*Task*
The material must be copied out exactly, line for line.

/---

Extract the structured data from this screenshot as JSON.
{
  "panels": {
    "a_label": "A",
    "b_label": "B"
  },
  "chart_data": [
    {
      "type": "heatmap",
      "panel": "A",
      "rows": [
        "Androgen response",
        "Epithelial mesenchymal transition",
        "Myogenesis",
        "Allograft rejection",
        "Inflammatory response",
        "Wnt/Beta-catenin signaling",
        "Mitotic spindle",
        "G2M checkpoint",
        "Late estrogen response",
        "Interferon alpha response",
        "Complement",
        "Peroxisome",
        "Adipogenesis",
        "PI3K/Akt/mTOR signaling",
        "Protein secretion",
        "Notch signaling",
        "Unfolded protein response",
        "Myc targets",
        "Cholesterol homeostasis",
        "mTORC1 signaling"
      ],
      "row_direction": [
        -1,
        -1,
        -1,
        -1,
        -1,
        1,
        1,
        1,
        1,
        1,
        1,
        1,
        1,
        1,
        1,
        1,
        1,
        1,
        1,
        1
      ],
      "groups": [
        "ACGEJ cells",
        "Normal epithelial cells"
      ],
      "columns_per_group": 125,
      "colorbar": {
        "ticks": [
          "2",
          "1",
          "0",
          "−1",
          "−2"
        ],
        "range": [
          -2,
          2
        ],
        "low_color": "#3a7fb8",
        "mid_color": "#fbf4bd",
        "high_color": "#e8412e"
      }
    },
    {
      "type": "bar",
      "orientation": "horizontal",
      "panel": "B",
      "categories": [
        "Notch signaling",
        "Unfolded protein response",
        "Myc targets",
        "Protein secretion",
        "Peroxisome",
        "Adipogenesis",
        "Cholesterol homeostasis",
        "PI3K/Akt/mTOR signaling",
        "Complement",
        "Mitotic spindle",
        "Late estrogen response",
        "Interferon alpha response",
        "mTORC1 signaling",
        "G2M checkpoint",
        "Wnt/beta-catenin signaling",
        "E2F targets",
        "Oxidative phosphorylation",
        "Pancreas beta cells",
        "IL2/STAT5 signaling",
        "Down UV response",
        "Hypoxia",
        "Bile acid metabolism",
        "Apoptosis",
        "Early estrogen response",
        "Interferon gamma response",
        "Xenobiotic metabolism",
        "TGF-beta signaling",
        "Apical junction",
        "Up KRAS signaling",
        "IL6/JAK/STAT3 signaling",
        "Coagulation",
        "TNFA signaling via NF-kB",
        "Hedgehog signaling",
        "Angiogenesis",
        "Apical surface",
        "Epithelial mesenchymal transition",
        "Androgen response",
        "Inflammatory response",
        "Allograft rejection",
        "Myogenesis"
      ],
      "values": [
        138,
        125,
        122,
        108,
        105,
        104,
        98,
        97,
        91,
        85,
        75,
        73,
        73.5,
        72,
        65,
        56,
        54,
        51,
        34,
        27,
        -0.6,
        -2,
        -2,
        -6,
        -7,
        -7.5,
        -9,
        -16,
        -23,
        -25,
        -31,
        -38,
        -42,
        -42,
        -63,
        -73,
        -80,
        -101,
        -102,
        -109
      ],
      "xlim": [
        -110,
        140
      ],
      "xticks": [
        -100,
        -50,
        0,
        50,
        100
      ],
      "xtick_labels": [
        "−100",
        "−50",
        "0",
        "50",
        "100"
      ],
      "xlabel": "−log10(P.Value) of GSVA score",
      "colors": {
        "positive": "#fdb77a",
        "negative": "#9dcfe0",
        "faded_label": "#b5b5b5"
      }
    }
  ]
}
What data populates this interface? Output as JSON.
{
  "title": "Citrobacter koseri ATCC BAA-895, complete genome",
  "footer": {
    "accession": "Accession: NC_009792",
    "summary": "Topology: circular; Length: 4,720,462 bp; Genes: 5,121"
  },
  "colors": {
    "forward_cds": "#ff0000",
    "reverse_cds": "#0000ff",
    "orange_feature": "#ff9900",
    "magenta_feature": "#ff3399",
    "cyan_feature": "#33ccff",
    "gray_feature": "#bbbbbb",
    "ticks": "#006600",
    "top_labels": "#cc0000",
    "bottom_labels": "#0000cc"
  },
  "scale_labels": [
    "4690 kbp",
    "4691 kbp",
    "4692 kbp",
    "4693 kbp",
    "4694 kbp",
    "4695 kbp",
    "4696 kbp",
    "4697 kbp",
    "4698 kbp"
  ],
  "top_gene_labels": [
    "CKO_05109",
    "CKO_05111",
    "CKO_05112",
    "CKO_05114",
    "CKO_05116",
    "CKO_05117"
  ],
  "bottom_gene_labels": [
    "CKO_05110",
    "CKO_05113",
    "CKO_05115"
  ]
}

\---

*Reply*
Extract the structured data from this screenshot as JSON.
{
  "panels": {
    "a_label": "A",
    "b_label": "B"
  },
  "chart_data": [
    {
      "type": "heatmap",
      "panel": "A",
      "rows": [
        "Androgen response",
        "Epithelial mesenchymal transition",
        "Myogenesis",
        "Allograft rejection",
        "Inflammatory response",
        "Wnt/Beta-catenin signaling",
        "Mitotic spindle",
        "G2M checkpoint",
        "Late estrogen response",
        "Interferon alpha response",
        "Complement",
        "Peroxisome",
        "Adipogenesis",
        "PI3K/Akt/mTOR signaling",
        "Protein secretion",
        "Notch signaling",
        "Unfolded protein response",
        "Myc targets",
        "Cholesterol homeostasis",
        "mTORC1 signaling"
      ],
      "row_direction": [
        -1,
        -1,
        -1,
        -1,
        -1,
        1,
        1,
        1,
        1,
        1,
        1,
        1,
        1,
        1,
        1,
        1,
        1,
        1,
        1,
        1
      ],
      "groups": [
        "ACGEJ cells",
        "Normal epithelial cells"
      ],
      "columns_per_group": 125,
      "colorbar": {
        "ticks": [
          "2",
          "1",
          "0",
          "−1",
          "−2"
        ],
        "range": [
          -2,
          2
        ],
        "low_color": "#3a7fb8",
        "mid_color": "#fbf4bd",
        "high_color": "#e8412e"
      }
    },
    {
      "type": "bar",
      "orientation": "horizontal",
      "panel": "B",
      "categories": [
        "Notch signaling",
        "Unfolded protein response",
        "Myc targets",
        "Protein secretion",
        "Peroxisome",
        "Adipogenesis",
        "Cholesterol homeostasis",
        "PI3K/Akt/mTOR signaling",
        "Complement",
        "Mitotic spindle",
        "Late estrogen response",
        "Interferon alpha response",
        "mTORC1 signaling",
        "G2M checkpoint",
        "Wnt/beta-catenin signaling",
        "E2F targets",
        "Oxidative phosphorylation",
        "Pancreas beta cells",
        "IL2/STAT5 signaling",
        "Down UV response",
        "Hypoxia",
        "Bile acid metabolism",
        "Apoptosis",
        "Early estrogen response",
        "Interferon gamma response",
        "Xenobiotic metabolism",
        "TGF-beta signaling",
        "Apical junction",
        "Up KRAS signaling",
        "IL6/JAK/STAT3 signaling",
        "Coagulation",
        "TNFA signaling via NF-kB",
        "Hedgehog signaling",
        "Angiogenesis",
        "Apical surface",
        "Epithelial mesenchymal transition",
        "Androgen response",
        "Inflammatory response",
        "Allograft rejection",
        "Myogenesis"
      ],
      "values": [
        138,
        125,
        122,
        108,
        105,
        104,
        98,
        97,
        91,
        85,
        75,
        73,
        73.5,
        72,
        65,
        56,
        54,
        51,
        34,
        27,
        -0.6,
        -2,
        -2,
        -6,
        -7,
        -7.5,
        -9,
        -16,
        -23,
        -25,
        -31,
        -38,
        -42,
        -42,
        -63,
        -73,
        -80,
        -101,
        -102,
        -109
      ],
      "xlim": [
        -110,
        140
      ],
      "xticks": [
        -100,
        -50,
        0,
        50,
        100
      ],
      "xtick_labels": [
        "−100",
        "−50",
        "0",
        "50",
        "100"
      ],
      "xlabel": "−log10(P.Value) of GSVA score",
      "colors": {
        "positive": "#fdb77a",
        "negative": "#9dcfe0",
        "faded_label": "#b5b5b5"
      }
    }
  ]
}
What data populates this interface? Output as JSON.
{
  "title": "Citrobacter koseri ATCC BAA-895, complete genome",
  "footer": {
    "accession": "Accession: NC_009792",
    "summary": "Topology: circular; Length: 4,720,462 bp; Genes: 5,121"
  },
  "colors": {
    "forward_cds": "#ff0000",
    "reverse_cds": "#0000ff",
    "orange_feature": "#ff9900",
    "magenta_feature": "#ff3399",
    "cyan_feature": "#33ccff",
    "gray_feature": "#bbbbbb",
    "ticks": "#006600",
    "top_labels": "#cc0000",
    "bottom_labels": "#0000cc"
  },
  "scale_labels": [
    "4690 kbp",
    "4691 kbp",
    "4692 kbp",
    "4693 kbp",
    "4694 kbp",
    "4695 kbp",
    "4696 kbp",
    "4697 kbp",
    "4698 kbp"
  ],
  "top_gene_labels": [
    "CKO_05109",
    "CKO_05111",
    "CKO_05112",
    "CKO_05114",
    "CKO_05116",
    "CKO_05117"
  ],
  "bottom_gene_labels": [
    "CKO_05110",
    "CKO_05113",
    "CKO_05115"
  ]
}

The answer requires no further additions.